▶ [EXERCISE BRIEF] How many lines in the records below contain the string "watermark"? Reply with the count alone.
-- START OF DATA FOR THE TASK --
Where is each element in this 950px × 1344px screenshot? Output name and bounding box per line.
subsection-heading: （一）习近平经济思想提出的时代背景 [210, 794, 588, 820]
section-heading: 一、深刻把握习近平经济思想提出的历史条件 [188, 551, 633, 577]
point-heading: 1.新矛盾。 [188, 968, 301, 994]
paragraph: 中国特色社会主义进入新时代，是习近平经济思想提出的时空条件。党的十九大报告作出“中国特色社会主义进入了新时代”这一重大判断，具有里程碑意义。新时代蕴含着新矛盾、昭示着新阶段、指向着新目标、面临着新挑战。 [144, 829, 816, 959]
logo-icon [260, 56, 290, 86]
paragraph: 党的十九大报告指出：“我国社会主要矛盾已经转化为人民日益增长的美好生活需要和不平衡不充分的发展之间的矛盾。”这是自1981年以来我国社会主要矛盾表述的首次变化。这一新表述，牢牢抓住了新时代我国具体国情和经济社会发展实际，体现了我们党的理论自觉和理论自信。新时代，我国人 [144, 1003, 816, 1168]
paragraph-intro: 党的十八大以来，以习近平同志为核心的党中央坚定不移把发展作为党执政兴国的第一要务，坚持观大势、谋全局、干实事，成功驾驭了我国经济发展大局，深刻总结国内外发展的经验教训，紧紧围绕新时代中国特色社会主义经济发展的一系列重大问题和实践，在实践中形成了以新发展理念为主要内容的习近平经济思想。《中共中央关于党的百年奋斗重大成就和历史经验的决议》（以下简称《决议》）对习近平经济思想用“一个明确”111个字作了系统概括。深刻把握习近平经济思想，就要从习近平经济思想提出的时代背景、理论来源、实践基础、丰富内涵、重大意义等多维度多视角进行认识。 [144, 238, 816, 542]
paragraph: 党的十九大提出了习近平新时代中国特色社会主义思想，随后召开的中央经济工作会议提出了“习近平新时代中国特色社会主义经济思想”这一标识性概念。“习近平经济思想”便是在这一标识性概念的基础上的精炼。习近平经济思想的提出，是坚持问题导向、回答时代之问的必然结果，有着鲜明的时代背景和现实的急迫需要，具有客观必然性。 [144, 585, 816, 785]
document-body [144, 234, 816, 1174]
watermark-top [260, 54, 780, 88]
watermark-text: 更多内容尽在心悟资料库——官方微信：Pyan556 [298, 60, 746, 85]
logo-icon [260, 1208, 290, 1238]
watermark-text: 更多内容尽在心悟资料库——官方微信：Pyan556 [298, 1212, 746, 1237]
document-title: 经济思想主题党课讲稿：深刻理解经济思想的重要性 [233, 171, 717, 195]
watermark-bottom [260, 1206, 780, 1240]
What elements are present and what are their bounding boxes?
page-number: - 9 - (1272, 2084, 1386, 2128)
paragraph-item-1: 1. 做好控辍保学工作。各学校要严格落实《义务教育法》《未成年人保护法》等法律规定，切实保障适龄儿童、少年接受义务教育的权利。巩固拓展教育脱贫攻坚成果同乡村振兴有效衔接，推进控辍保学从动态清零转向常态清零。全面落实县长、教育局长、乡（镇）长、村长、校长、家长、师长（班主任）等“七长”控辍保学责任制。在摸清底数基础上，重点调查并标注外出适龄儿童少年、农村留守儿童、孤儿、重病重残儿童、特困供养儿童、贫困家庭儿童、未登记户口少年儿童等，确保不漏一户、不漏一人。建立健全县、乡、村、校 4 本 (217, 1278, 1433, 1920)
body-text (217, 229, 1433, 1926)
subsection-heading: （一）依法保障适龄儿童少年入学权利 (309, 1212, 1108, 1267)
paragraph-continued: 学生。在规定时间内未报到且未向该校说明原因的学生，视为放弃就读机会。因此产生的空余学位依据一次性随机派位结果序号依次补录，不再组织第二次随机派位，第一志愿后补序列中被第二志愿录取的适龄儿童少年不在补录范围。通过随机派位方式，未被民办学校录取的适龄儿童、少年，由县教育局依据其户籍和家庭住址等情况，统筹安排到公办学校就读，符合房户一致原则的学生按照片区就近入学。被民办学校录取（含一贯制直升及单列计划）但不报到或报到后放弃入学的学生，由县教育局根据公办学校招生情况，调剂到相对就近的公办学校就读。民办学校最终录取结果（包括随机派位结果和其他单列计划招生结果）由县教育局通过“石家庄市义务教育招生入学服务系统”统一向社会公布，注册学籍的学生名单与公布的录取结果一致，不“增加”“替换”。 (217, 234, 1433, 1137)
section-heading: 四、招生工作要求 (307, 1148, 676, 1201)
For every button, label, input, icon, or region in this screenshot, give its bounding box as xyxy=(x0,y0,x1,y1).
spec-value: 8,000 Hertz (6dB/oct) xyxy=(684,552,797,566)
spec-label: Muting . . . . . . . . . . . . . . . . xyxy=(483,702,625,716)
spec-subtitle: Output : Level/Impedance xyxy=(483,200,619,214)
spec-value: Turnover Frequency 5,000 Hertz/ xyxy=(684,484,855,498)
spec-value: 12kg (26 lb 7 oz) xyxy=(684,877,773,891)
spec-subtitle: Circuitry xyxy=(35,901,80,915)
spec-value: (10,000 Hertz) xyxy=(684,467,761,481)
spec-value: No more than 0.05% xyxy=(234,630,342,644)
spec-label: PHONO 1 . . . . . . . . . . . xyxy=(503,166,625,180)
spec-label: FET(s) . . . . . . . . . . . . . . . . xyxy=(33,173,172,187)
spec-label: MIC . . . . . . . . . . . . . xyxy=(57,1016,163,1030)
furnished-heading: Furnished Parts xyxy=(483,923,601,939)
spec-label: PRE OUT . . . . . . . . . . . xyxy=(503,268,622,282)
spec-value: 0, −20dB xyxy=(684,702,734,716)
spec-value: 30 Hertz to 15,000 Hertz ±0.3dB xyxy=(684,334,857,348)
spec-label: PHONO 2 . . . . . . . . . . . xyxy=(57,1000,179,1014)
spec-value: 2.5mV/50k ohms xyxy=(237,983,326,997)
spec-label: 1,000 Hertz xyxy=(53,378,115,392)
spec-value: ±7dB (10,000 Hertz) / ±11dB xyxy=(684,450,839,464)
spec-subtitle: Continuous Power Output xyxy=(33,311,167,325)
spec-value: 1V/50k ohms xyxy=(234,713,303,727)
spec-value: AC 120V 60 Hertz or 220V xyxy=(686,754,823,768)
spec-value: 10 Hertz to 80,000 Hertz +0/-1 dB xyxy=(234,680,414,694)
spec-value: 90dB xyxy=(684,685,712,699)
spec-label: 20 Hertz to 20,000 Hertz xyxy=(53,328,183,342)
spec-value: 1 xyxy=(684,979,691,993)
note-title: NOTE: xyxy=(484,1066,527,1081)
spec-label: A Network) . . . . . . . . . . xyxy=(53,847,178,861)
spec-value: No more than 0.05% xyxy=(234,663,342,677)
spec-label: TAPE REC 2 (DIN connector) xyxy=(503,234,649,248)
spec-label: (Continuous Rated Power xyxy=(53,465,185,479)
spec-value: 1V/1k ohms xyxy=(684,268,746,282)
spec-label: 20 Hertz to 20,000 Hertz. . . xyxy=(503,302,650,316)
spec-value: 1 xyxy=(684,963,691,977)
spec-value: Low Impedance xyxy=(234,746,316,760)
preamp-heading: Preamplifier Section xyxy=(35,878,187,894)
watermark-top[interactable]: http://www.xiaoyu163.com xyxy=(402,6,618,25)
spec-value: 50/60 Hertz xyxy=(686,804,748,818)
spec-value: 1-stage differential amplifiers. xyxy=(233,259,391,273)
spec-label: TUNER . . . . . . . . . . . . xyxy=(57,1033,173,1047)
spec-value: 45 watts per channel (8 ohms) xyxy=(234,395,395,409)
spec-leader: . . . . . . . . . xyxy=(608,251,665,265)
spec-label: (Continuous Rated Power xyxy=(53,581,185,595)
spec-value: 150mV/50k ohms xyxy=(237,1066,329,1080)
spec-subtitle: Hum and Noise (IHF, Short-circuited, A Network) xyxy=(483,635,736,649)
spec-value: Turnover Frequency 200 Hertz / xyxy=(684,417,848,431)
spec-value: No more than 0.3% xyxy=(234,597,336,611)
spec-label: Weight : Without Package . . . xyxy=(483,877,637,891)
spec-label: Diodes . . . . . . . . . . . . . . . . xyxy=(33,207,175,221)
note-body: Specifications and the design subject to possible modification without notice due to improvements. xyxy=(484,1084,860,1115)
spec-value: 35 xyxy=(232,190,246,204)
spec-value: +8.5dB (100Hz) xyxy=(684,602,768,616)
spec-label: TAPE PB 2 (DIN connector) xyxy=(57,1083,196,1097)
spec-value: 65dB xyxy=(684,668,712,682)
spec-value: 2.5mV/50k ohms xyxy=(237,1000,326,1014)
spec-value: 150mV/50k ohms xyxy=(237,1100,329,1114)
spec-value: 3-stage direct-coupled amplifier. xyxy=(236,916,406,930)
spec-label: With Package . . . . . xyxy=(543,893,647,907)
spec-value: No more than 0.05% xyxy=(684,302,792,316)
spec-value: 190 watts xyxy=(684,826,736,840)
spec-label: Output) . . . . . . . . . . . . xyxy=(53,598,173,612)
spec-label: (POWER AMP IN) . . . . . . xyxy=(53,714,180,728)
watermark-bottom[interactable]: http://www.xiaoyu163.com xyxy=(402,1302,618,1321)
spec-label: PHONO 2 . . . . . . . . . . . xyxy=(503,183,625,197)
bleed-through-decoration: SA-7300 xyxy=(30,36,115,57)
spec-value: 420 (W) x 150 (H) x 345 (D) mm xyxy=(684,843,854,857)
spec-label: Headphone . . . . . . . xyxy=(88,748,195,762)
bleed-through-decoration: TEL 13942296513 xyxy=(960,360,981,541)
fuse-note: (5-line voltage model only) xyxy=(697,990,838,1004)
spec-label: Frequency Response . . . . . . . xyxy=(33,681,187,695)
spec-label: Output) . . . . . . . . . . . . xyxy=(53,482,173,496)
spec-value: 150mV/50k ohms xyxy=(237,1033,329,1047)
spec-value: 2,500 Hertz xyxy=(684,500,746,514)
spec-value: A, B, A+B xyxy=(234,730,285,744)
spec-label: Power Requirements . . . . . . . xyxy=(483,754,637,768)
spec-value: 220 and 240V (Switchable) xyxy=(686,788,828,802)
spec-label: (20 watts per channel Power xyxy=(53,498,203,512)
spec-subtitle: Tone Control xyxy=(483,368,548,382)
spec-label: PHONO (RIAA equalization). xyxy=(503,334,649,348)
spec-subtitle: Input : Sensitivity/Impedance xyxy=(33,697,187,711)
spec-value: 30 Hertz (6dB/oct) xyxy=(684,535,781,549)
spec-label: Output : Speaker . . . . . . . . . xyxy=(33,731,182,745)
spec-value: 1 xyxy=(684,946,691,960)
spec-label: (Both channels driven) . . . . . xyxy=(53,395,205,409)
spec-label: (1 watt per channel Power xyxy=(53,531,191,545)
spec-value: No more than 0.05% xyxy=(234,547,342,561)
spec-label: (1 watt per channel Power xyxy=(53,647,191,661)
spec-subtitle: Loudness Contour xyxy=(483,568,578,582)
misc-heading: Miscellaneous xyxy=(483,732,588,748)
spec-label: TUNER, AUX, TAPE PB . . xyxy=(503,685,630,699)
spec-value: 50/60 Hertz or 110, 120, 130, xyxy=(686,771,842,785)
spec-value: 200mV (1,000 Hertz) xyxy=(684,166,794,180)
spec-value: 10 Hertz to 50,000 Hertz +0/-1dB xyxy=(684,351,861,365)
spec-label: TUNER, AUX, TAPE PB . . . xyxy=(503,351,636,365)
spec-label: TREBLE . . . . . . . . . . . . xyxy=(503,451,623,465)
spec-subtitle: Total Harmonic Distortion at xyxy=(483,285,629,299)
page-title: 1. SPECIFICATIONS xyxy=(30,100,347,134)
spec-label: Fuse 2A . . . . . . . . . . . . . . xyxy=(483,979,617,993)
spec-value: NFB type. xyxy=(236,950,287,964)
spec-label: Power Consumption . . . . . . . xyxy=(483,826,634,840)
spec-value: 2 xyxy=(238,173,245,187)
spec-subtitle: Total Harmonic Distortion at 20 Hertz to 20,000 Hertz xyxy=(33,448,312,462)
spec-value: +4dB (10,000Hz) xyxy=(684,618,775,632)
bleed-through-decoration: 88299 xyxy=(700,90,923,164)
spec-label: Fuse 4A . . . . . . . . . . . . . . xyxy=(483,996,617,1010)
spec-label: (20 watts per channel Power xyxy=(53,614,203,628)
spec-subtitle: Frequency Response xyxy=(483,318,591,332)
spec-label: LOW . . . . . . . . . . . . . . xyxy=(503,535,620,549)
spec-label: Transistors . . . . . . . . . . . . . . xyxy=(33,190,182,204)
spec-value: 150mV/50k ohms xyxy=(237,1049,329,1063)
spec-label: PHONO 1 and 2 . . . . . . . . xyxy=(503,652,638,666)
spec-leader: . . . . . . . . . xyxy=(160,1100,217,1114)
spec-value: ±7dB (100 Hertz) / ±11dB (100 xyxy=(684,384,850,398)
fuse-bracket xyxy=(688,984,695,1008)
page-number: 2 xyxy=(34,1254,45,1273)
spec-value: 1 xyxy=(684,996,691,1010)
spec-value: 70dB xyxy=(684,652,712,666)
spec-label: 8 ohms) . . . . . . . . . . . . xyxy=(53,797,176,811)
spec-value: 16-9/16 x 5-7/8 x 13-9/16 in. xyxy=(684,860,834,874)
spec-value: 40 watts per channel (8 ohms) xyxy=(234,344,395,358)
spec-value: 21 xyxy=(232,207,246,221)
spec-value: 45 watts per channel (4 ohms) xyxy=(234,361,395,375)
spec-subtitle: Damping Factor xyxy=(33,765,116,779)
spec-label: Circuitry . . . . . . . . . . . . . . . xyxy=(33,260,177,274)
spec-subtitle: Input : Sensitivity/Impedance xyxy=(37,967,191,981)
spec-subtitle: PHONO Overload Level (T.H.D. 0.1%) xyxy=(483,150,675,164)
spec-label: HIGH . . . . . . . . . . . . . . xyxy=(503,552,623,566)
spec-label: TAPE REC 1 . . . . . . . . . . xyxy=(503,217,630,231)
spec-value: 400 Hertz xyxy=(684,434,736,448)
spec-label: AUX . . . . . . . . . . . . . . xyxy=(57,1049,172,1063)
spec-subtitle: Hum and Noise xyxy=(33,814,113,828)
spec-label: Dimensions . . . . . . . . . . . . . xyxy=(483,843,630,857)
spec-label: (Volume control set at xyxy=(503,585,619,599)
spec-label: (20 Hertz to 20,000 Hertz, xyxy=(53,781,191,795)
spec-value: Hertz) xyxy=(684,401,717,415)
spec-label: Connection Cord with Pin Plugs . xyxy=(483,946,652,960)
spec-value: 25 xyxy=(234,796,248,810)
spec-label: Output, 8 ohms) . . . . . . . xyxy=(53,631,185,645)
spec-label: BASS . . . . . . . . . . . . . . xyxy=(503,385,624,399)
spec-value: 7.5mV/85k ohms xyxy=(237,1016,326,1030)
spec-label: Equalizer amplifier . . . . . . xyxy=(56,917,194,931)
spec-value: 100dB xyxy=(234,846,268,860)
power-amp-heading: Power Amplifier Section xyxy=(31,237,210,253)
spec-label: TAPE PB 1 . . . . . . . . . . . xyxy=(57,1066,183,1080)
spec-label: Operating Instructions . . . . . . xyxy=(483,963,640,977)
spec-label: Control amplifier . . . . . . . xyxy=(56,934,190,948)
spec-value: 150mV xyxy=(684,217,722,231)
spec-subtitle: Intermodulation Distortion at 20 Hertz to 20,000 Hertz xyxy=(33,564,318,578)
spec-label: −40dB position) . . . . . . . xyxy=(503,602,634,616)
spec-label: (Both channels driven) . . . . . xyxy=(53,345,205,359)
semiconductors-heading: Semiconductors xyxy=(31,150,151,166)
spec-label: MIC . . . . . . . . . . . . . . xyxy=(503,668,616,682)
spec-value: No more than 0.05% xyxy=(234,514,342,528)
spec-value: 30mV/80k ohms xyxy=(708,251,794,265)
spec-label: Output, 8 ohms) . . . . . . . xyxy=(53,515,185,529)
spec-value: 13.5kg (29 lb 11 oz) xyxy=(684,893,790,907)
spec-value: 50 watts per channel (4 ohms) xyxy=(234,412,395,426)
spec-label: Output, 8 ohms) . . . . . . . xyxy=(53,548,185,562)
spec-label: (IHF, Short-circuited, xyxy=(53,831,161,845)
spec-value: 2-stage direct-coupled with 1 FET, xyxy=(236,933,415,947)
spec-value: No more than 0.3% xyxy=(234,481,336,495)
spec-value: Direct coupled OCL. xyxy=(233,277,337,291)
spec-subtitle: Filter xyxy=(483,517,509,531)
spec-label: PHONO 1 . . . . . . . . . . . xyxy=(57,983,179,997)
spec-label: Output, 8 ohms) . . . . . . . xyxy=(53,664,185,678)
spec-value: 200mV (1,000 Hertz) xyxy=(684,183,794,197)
-- END OF DATA FOR THE TASK --
▶ [RESULT BELOW] 6